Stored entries
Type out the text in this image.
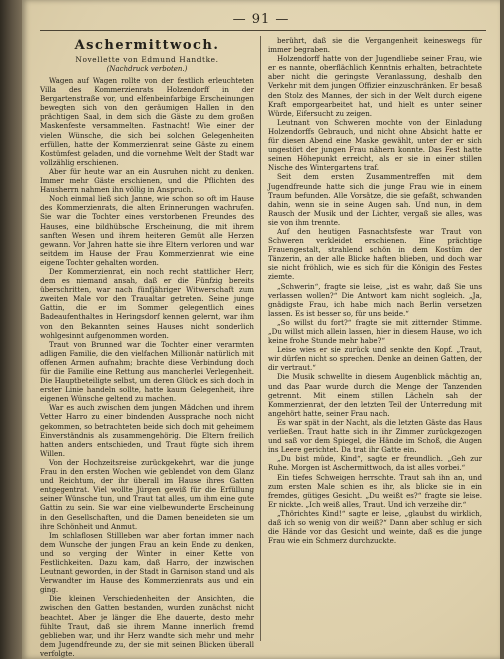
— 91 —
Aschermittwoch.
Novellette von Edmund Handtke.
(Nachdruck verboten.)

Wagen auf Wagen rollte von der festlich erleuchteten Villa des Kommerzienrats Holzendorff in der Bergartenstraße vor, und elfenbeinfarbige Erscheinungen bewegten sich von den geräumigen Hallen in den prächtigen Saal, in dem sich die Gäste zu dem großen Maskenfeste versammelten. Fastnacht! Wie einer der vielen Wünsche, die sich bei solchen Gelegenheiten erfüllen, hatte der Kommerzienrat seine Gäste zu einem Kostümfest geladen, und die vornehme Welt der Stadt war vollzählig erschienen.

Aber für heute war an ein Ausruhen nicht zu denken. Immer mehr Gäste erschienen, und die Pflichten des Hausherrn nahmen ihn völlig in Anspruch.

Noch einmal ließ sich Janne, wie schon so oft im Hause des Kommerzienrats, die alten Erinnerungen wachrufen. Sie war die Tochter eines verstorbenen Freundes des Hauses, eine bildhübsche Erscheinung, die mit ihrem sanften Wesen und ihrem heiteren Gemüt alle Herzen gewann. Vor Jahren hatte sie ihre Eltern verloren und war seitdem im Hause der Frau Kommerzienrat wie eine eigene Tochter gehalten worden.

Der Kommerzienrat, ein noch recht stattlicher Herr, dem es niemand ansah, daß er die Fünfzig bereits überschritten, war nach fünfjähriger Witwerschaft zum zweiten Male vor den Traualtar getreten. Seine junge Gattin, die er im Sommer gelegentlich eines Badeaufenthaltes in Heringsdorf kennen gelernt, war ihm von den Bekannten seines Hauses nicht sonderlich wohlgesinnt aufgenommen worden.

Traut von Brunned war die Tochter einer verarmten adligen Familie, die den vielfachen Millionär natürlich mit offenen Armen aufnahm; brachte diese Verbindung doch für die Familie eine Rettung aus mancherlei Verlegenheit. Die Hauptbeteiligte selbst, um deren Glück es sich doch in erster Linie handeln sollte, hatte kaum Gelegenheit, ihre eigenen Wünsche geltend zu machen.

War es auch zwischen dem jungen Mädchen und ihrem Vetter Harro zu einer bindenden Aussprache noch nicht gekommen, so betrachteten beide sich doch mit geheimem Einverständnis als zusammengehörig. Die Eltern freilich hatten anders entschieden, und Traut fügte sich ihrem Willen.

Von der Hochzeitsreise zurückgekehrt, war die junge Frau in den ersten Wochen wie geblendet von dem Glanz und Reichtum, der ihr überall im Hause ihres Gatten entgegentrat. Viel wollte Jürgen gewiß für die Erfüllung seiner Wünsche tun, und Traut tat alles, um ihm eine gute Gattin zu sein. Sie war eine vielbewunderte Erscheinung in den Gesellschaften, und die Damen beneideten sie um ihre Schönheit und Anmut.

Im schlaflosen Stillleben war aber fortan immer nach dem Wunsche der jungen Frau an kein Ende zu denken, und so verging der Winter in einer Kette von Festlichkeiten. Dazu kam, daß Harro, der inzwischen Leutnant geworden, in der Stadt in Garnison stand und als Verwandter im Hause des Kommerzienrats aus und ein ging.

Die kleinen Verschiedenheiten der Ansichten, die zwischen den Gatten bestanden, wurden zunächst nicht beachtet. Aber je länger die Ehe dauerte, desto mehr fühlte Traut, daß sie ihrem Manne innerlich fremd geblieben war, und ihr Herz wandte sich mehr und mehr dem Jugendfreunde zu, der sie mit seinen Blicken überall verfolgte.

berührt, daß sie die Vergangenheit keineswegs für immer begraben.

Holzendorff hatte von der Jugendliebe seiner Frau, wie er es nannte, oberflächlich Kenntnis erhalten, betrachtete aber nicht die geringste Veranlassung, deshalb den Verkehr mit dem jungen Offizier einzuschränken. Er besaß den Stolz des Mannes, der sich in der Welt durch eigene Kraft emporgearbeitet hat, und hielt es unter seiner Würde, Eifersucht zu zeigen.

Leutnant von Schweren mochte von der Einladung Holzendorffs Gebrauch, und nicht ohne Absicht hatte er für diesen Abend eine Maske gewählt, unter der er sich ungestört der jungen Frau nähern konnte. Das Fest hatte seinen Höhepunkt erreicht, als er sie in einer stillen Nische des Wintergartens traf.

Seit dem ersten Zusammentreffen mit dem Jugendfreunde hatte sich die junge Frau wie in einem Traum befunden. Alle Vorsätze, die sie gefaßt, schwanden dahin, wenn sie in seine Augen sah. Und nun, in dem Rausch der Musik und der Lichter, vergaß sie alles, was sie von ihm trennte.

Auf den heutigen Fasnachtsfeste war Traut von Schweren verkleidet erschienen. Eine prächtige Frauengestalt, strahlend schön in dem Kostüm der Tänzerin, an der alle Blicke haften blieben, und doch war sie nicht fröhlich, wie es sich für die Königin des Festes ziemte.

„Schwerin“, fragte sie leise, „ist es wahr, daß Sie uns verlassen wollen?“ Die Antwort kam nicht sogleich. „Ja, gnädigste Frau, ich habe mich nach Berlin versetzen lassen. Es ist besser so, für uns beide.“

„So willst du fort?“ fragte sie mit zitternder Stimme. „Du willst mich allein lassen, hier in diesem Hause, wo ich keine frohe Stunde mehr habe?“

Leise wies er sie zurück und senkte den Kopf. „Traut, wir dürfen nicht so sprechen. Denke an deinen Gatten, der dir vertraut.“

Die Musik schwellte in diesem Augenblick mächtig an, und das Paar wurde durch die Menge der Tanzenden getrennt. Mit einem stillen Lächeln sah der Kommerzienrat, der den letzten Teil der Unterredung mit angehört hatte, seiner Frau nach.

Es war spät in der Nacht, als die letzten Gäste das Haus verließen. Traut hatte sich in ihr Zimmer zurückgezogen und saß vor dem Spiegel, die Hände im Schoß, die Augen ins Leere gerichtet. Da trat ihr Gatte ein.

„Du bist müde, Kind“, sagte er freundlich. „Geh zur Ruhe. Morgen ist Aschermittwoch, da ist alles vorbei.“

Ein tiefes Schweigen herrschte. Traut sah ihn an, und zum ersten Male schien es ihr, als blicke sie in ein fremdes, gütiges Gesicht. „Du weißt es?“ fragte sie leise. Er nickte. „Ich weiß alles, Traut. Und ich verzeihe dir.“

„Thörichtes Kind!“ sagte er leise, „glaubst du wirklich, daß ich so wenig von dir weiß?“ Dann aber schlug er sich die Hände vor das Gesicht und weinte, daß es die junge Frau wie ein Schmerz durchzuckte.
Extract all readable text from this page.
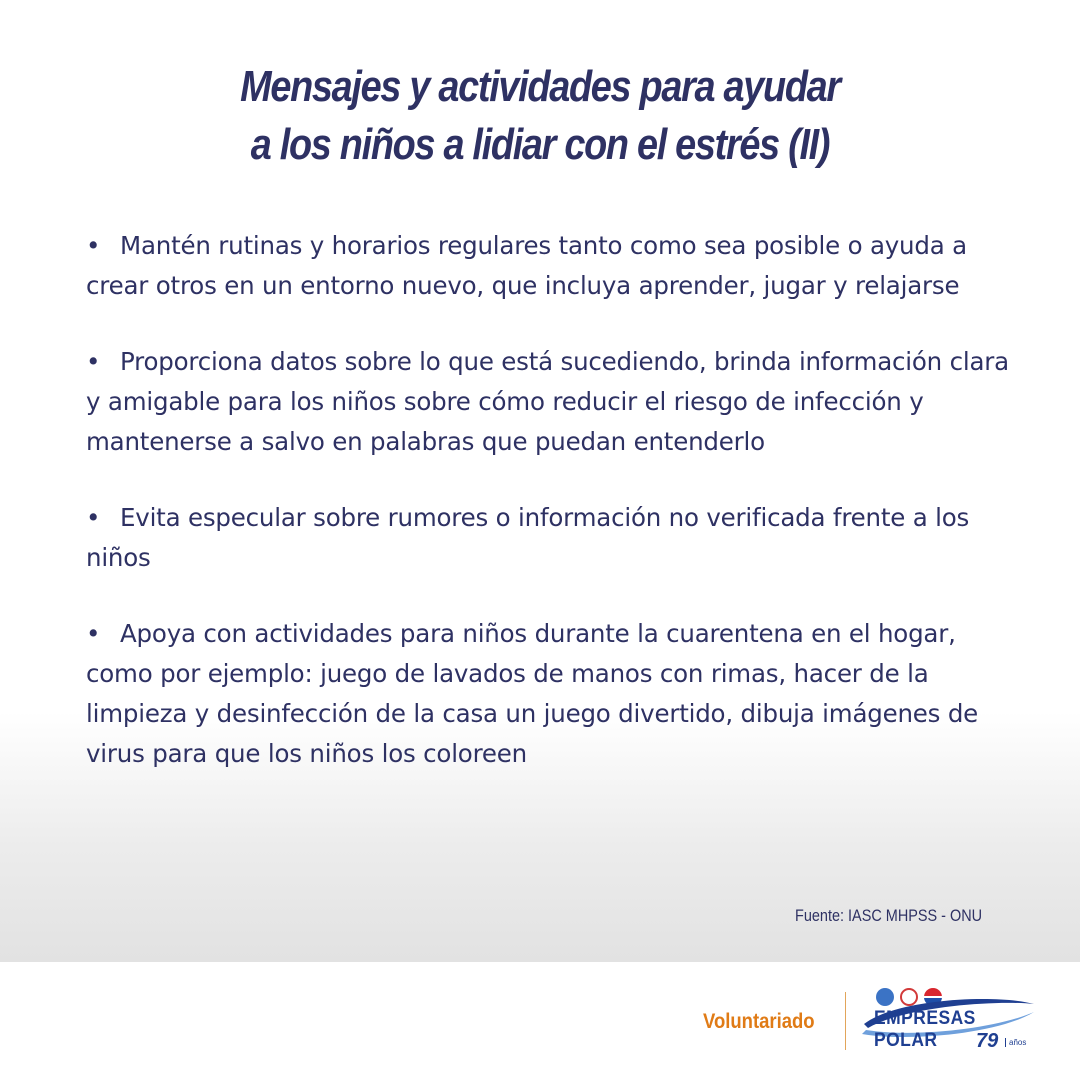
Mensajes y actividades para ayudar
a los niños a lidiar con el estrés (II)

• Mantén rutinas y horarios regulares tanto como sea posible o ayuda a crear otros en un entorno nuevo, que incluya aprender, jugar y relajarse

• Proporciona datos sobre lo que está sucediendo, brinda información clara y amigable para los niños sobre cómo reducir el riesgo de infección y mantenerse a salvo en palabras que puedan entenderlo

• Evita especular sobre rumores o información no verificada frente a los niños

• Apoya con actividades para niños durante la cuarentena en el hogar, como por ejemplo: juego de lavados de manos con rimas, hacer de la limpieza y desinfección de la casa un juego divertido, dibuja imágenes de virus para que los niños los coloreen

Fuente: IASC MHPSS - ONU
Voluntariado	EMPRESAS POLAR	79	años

• EXERCISE DIRECTIONS
Each line that holds the word "seiner" should be extracted from the records.

• RESPONSE TO THIS TASK
Von der Hochzeitsreise zurückgekehrt, war die junge Frau in den ersten Wochen wie geblendet von dem Glanz und Reichtum, der ihr überall im Hause ihres Gatten entgegentrat. Viel wollte Jürgen gewiß für die Erfüllung seiner Wünsche tun, und Traut tat alles, um ihm eine gute Gattin zu sein. Sie war eine vielbewunderte Erscheinung in den Gesellschaften, und die Damen beneideten sie um ihre Schönheit und Anmut.
Holzendorff hatte von der Jugendliebe seiner Frau, wie er es nannte, oberflächlich Kenntnis erhalten, betrachtete aber nicht die geringste Veranlassung, deshalb den Verkehr mit dem jungen Offizier einzuschränken. Er besaß den Stolz des Mannes, der sich in der Welt durch eigene Kraft emporgearbeitet hat, und hielt es unter seiner Würde, Eifersucht zu zeigen.
Die Musik schwellte in diesem Augenblick mächtig an, und das Paar wurde durch die Menge der Tanzenden getrennt. Mit einem stillen Lächeln sah der Kommerzienrat, der den letzten Teil der Unterredung mit angehört hatte, seiner Frau nach.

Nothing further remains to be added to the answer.